Written exercise: Show only lines that include "módulos".

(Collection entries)
━━━━━━━━━━
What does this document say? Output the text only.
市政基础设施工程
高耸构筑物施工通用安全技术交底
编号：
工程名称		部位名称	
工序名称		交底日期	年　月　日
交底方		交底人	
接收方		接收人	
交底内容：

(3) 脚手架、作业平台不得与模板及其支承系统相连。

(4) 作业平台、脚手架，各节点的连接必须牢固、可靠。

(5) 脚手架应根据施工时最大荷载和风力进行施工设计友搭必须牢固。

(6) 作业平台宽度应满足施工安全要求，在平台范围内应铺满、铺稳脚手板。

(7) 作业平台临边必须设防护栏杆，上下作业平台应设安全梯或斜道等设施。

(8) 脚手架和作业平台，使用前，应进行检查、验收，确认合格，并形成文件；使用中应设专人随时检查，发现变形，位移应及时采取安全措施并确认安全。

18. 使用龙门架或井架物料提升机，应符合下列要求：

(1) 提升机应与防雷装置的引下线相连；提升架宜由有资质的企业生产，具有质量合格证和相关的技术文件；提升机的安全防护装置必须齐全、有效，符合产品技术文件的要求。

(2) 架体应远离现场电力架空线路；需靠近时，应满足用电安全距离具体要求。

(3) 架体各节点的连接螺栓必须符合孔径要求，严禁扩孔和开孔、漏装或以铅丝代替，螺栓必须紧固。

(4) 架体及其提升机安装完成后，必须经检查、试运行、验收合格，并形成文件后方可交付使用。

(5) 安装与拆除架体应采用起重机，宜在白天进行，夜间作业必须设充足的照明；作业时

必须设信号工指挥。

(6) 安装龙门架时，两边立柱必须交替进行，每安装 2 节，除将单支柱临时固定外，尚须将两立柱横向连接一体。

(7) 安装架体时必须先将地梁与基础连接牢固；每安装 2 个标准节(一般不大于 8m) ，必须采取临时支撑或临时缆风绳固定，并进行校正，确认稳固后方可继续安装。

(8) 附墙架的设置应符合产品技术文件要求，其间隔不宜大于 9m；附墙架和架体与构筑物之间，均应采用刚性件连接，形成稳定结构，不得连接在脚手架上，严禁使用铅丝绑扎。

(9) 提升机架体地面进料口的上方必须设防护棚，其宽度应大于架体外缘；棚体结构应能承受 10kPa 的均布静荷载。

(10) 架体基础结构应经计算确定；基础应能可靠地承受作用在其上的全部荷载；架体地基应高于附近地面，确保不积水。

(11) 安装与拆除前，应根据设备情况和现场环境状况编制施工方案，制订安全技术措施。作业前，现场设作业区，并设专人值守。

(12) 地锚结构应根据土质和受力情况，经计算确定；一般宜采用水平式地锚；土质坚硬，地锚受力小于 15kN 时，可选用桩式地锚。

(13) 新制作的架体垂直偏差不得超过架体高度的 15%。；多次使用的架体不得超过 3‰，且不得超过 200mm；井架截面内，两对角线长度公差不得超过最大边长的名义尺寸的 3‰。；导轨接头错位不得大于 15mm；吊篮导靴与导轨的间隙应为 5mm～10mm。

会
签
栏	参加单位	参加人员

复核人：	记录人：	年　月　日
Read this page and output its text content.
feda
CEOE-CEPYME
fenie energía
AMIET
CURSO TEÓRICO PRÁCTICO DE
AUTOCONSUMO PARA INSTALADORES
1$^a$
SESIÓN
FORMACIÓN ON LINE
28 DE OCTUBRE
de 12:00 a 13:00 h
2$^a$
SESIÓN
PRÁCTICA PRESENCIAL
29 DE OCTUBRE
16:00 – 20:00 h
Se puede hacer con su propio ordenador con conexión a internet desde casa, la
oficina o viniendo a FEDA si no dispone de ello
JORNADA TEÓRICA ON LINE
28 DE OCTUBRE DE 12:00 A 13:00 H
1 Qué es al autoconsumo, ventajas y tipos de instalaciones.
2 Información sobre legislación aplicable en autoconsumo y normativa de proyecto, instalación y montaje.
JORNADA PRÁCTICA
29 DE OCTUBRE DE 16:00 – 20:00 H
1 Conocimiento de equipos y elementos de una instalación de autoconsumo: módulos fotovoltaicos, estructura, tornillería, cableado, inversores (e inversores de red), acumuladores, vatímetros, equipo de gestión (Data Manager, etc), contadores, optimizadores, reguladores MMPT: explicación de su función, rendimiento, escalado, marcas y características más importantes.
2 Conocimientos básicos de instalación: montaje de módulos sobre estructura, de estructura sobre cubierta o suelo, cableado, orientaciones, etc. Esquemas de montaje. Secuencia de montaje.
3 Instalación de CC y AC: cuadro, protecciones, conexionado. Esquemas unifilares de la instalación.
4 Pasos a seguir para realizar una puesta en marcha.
━━━━━━━━━━
Result of this exercise:
1 Conocimiento de equipos y elementos de una instalación de autoconsumo: módulos fotovoltaicos, estructura, tornillería, cableado, inversores (e inversores de red), acumuladores, vatímetros, equipo de gestión (Data Manager, etc), contadores, optimizadores, reguladores MMPT: explicación de su función, rendimiento, escalado, marcas y características más importantes.
2 Conocimientos básicos de instalación: montaje de módulos sobre estructura, de estructura sobre cubierta o suelo, cableado, orientaciones, etc. Esquemas de montaje. Secuencia de montaje.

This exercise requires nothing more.